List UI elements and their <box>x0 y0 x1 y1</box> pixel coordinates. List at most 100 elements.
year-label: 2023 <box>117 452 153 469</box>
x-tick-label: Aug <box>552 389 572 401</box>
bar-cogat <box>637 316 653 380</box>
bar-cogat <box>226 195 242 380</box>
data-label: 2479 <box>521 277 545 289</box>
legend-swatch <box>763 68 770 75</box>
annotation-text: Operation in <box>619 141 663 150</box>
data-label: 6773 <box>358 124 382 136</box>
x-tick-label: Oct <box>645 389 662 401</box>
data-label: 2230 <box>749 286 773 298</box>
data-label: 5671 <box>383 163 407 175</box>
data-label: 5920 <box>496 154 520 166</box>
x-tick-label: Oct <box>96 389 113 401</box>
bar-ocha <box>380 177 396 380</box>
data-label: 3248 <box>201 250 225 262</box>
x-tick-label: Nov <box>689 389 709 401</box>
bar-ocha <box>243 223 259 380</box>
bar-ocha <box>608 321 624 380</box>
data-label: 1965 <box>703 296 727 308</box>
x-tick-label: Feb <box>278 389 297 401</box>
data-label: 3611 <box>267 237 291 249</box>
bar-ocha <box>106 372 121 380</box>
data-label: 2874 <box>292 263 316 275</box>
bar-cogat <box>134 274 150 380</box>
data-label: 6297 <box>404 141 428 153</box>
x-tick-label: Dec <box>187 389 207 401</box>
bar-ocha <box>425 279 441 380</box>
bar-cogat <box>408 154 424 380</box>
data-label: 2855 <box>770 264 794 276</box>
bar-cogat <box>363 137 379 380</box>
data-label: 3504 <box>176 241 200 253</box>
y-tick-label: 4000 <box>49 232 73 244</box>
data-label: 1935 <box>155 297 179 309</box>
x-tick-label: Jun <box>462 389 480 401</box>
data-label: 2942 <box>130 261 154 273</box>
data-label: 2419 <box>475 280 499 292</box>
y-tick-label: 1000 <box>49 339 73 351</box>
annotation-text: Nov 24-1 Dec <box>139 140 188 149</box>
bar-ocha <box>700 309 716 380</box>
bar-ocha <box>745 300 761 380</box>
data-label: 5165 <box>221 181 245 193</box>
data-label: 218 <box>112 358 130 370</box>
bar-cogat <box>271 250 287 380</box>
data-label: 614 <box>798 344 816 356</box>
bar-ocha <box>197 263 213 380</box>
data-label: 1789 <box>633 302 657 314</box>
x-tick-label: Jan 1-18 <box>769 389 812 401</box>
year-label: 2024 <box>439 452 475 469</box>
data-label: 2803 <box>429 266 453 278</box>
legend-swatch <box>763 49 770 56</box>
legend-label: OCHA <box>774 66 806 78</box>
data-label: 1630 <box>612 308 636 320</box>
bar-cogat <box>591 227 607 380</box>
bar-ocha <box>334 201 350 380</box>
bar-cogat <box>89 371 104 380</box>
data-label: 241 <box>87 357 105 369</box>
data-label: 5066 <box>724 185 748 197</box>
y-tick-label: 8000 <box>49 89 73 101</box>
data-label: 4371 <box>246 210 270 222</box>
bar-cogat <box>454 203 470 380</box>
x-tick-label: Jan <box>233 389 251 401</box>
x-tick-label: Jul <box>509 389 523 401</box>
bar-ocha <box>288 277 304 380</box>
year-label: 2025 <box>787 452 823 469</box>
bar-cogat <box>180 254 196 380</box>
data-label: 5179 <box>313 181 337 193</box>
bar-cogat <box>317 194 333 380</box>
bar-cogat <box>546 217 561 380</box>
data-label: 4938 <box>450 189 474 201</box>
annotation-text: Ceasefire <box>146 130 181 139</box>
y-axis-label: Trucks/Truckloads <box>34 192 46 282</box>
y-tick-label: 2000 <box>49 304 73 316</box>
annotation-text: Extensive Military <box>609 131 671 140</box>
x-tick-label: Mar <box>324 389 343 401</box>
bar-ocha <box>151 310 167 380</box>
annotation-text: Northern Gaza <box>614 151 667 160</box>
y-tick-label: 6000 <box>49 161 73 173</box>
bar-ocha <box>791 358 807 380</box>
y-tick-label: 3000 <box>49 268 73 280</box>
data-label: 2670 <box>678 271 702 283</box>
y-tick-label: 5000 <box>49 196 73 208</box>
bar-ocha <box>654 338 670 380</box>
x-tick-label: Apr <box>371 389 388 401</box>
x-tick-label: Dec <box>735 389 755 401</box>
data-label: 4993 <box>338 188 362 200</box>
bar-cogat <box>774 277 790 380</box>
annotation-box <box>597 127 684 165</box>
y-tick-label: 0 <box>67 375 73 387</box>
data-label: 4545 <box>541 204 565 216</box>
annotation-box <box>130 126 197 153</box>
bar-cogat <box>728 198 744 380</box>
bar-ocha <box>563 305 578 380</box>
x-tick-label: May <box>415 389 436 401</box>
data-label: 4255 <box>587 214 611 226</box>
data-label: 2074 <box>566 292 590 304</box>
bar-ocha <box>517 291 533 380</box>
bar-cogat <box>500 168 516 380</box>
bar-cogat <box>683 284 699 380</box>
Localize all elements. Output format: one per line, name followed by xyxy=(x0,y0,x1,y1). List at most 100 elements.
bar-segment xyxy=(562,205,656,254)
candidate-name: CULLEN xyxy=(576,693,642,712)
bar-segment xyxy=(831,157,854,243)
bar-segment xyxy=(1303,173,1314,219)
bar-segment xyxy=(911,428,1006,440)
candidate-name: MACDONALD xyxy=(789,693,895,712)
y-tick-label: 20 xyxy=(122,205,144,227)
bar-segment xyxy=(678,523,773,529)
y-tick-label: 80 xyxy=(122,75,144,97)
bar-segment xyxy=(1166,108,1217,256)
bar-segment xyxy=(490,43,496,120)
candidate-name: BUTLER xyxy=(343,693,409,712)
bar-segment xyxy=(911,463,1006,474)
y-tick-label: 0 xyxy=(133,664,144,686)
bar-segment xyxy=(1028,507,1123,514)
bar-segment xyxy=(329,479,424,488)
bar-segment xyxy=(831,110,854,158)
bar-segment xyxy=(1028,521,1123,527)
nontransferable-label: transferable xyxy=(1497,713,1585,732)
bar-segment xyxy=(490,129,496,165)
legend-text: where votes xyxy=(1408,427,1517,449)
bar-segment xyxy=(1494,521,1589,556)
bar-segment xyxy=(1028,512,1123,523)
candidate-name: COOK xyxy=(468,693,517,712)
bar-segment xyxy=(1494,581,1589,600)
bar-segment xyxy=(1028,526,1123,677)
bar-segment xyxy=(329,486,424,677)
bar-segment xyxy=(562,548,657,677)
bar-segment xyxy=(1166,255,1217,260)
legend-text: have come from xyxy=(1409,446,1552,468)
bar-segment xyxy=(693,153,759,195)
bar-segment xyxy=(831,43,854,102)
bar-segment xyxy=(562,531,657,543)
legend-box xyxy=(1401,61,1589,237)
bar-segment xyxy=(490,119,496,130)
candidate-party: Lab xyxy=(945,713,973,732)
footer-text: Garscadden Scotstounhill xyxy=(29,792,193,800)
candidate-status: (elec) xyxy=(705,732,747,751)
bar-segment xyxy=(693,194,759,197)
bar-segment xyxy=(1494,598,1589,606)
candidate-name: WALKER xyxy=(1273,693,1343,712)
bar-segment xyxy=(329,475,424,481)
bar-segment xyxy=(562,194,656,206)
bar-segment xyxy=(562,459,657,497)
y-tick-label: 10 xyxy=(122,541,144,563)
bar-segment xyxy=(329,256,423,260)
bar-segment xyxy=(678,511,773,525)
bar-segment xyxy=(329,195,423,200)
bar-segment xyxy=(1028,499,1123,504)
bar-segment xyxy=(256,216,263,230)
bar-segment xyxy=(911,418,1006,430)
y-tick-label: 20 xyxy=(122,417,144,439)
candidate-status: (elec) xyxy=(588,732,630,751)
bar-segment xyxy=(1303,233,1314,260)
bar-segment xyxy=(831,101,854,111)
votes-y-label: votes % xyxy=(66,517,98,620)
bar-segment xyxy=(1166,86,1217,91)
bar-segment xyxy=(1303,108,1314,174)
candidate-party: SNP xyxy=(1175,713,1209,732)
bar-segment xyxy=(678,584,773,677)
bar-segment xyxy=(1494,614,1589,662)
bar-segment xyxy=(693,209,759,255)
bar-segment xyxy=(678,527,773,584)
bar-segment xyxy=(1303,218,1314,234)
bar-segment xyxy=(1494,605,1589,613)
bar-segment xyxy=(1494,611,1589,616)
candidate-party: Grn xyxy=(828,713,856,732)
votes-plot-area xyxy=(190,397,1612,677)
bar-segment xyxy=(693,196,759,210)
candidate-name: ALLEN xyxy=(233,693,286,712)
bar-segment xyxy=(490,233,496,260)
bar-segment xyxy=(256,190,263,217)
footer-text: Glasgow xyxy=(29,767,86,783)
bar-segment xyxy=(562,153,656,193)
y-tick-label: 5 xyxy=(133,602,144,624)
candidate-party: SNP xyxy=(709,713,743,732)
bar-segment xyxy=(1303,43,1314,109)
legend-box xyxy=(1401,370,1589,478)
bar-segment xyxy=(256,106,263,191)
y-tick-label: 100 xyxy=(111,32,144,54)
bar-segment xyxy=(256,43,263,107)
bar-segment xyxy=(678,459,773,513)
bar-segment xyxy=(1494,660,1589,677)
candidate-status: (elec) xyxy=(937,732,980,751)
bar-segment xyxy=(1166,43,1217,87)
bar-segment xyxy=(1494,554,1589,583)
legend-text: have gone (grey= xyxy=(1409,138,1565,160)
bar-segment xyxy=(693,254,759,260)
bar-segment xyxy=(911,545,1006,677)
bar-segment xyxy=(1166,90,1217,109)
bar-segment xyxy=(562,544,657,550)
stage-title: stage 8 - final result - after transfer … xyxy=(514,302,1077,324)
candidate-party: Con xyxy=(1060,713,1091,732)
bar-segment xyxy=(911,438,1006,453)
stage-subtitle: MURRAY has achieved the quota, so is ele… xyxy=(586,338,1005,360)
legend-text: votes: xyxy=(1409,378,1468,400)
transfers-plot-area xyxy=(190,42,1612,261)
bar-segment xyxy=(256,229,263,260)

★ ★ ★ ★ ★ ★ ★

Description of the task:
Extract every line of the records that contains the string "year", matching case exactly.

Problem solution:
year-label: 2023 <box>117 452 153 469</box>
year-label: 2024 <box>439 452 475 469</box>
year-label: 2025 <box>787 452 823 469</box>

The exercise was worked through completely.